[Input records]:

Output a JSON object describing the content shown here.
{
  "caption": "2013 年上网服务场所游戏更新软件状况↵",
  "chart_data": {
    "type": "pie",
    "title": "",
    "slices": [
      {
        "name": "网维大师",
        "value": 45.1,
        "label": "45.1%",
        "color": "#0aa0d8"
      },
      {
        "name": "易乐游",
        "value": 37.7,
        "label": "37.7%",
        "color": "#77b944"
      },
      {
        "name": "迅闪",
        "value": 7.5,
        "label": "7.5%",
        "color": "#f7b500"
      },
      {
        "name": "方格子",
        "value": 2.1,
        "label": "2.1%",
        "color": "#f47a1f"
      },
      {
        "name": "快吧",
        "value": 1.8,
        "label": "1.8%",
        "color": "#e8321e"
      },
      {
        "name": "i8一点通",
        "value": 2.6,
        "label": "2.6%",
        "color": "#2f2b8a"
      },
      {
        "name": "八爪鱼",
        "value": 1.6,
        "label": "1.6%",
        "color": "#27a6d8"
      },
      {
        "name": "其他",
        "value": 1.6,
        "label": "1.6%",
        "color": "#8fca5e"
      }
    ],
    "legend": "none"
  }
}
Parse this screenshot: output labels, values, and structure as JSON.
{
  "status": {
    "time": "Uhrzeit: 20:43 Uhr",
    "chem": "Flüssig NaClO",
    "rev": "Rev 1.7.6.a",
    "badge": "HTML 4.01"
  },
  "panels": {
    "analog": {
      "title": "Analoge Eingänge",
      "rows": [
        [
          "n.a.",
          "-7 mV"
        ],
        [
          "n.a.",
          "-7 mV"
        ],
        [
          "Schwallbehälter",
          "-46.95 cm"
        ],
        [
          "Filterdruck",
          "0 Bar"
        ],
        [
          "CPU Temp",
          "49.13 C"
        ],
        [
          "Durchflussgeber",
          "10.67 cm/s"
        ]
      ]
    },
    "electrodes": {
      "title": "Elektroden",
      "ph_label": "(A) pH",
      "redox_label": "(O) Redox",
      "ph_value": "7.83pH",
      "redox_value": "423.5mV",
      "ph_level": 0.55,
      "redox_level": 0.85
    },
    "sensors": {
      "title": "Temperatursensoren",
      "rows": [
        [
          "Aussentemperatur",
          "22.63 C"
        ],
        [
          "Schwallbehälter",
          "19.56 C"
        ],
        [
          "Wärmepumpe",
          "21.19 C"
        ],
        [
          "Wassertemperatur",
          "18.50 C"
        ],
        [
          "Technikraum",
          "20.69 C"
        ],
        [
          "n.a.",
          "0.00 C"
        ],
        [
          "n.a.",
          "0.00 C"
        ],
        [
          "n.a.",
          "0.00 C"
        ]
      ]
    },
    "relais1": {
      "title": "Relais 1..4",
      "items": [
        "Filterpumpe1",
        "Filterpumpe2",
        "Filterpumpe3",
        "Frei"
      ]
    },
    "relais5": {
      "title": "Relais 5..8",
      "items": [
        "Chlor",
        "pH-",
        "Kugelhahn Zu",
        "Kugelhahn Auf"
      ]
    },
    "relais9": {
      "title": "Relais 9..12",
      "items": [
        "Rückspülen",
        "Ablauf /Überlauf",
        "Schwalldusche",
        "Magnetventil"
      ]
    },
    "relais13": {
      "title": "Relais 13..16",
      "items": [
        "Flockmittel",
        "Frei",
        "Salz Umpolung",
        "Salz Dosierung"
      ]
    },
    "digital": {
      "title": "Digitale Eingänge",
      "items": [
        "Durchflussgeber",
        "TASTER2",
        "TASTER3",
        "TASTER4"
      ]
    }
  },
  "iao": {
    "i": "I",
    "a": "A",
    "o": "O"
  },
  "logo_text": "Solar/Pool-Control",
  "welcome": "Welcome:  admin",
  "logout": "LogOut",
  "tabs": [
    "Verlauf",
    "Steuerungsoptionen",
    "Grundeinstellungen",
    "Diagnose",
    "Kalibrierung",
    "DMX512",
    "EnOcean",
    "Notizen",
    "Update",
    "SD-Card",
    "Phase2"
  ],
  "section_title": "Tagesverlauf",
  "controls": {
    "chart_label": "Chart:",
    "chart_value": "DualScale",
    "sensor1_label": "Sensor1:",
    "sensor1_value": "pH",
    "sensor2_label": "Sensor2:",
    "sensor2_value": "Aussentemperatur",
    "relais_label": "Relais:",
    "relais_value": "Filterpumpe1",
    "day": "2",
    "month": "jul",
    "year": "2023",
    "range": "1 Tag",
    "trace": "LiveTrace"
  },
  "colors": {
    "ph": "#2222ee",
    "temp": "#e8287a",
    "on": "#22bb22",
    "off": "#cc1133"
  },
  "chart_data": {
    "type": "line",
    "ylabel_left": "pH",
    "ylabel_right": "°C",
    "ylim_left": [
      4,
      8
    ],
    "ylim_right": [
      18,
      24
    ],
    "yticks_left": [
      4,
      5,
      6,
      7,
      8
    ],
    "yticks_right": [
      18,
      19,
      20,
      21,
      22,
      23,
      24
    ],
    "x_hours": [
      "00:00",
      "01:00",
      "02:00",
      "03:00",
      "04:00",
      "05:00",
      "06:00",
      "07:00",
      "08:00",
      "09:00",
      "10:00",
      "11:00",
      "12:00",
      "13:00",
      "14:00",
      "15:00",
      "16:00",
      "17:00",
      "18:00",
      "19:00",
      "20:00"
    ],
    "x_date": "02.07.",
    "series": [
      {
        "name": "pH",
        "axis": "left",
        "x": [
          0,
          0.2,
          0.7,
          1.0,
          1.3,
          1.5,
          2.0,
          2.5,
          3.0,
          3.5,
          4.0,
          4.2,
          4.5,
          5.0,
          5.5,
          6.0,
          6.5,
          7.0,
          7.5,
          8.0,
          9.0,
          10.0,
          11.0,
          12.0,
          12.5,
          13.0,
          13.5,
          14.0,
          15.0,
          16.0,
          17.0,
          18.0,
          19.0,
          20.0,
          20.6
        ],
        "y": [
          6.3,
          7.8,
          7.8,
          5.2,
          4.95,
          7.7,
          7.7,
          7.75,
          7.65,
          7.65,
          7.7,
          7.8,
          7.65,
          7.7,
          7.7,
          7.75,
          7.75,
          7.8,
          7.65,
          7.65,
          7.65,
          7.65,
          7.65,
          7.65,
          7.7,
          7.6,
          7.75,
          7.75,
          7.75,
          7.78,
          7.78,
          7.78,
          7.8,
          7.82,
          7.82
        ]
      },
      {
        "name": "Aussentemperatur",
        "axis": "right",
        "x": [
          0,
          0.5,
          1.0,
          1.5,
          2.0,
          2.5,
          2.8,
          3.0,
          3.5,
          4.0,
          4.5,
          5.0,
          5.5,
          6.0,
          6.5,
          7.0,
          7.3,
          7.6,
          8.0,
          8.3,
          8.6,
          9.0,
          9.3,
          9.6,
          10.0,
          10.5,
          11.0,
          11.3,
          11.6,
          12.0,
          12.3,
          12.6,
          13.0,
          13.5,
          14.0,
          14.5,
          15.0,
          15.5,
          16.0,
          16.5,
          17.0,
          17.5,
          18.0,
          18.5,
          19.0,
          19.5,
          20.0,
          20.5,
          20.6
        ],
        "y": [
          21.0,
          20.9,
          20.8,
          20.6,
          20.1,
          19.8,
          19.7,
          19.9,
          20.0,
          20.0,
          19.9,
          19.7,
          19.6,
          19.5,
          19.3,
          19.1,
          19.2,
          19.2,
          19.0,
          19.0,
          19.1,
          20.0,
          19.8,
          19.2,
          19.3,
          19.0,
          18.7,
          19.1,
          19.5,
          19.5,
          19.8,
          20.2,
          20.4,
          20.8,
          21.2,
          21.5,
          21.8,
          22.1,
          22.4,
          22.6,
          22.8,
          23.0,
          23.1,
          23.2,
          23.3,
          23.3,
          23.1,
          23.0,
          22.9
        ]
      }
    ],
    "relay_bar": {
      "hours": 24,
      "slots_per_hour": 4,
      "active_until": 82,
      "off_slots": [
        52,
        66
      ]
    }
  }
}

[Problem statement]:
Extract every line from the records above that contains the word "JSON".

[Result of the task]:
Output a JSON object describing the content shown here.
Parse this screenshot: output labels, values, and structure as JSON.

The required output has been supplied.